-- START --

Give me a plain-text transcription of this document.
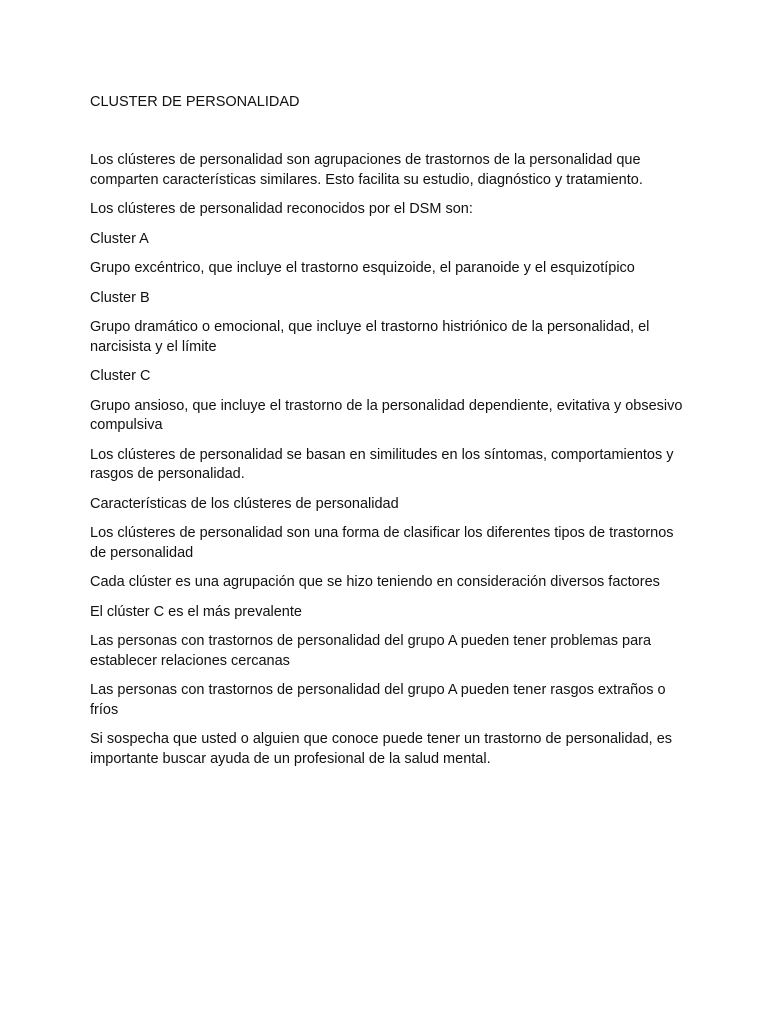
CLUSTER DE PERSONALIDAD

Los clústeres de personalidad son agrupaciones de trastornos de la personalidad que comparten características similares. Esto facilita su estudio, diagnóstico y tratamiento.

Los clústeres de personalidad reconocidos por el DSM son:

Cluster A

Grupo excéntrico, que incluye el trastorno esquizoide, el paranoide y el esquizotípico

Cluster B

Grupo dramático o emocional, que incluye el trastorno histriónico de la personalidad, el narcisista y el límite

Cluster C

Grupo ansioso, que incluye el trastorno de la personalidad dependiente, evitativa y obsesivo compulsiva

Los clústeres de personalidad se basan en similitudes en los síntomas, comportamientos y rasgos de personalidad.

Características de los clústeres de personalidad

Los clústeres de personalidad son una forma de clasificar los diferentes tipos de trastornos de personalidad

Cada clúster es una agrupación que se hizo teniendo en consideración diversos factores

El clúster C es el más prevalente

Las personas con trastornos de personalidad del grupo A pueden tener problemas para establecer relaciones cercanas

Las personas con trastornos de personalidad del grupo A pueden tener rasgos extraños o fríos

Si sospecha que usted o alguien que conoce puede tener un trastorno de personalidad, es importante buscar ayuda de un profesional de la salud mental.
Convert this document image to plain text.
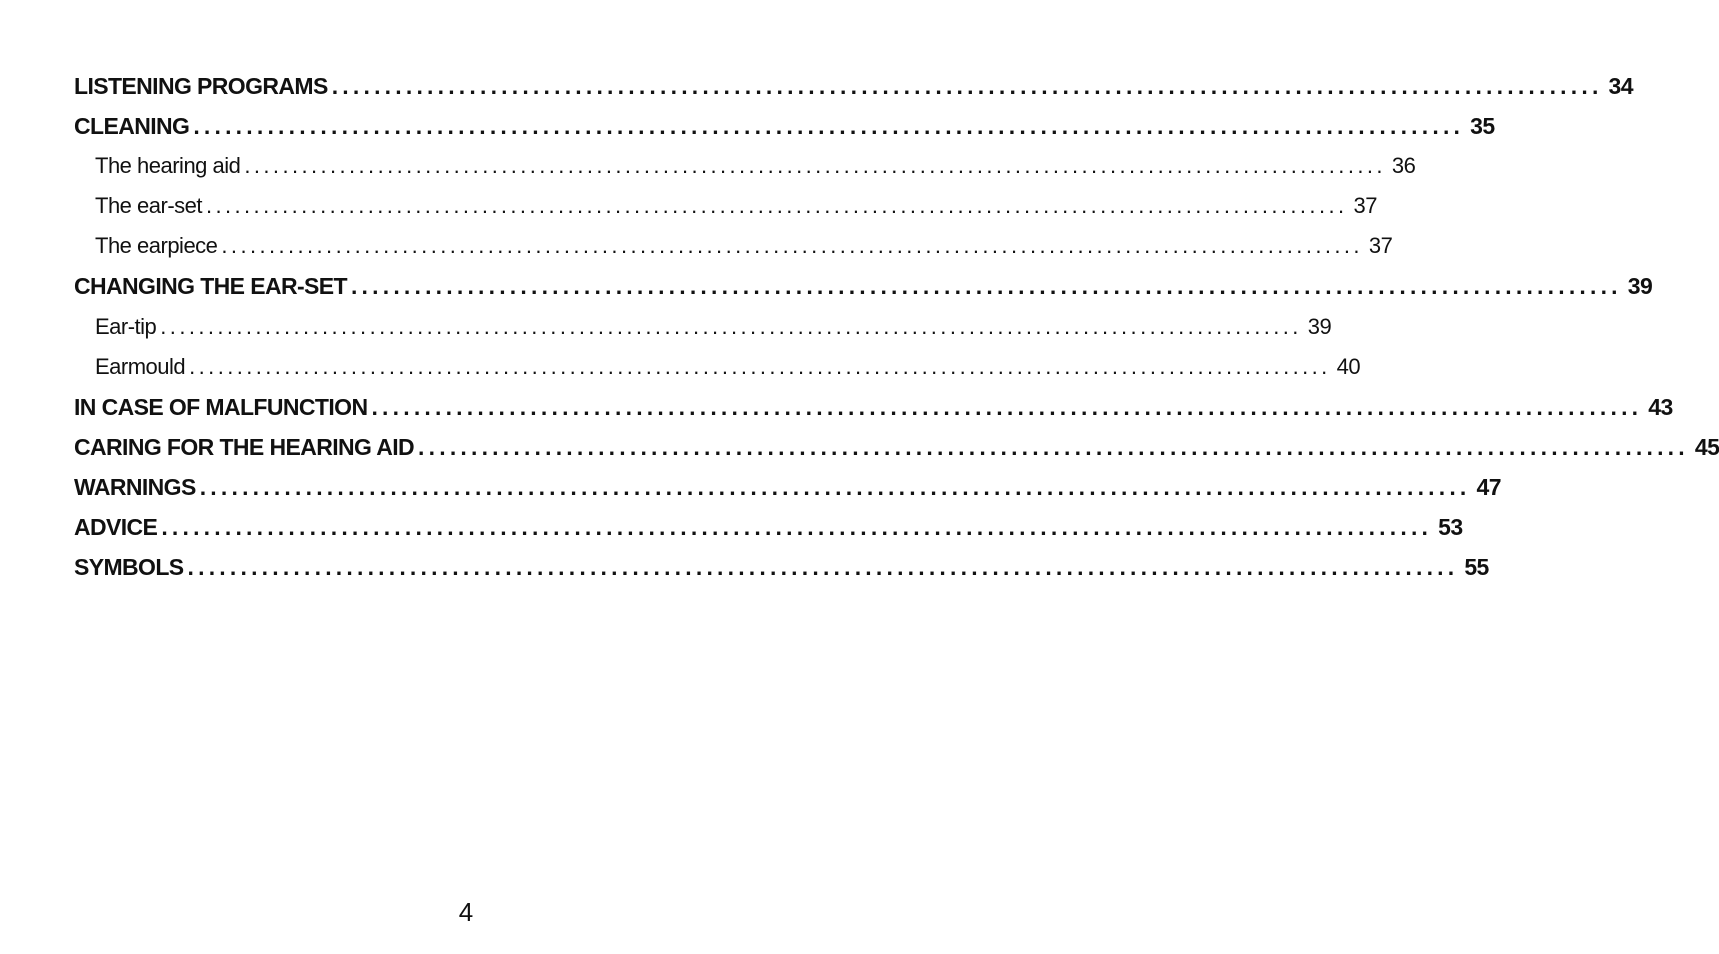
LISTENING PROGRAMS ........................................................................................................................ 34
CLEANING ........................................................................................................................ 35
The hearing aid ........................................................................................................................ 36
The ear-set ........................................................................................................................ 37
The earpiece ........................................................................................................................ 37
CHANGING THE EAR-SET ........................................................................................................................ 39
Ear-tip ........................................................................................................................ 39
Earmould ........................................................................................................................ 40
IN CASE OF MALFUNCTION ........................................................................................................................ 43
CARING FOR THE HEARING AID ........................................................................................................................ 45
WARNINGS ........................................................................................................................ 47
ADVICE ........................................................................................................................ 53
SYMBOLS ........................................................................................................................ 55
4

-- END --

PROBLEM: Lines that hold the word "plain" are the ones to return, every one of them.

CORRECT OUTPUT:
Give me a plain-text transcription of this document.
Convert this document image to plain text.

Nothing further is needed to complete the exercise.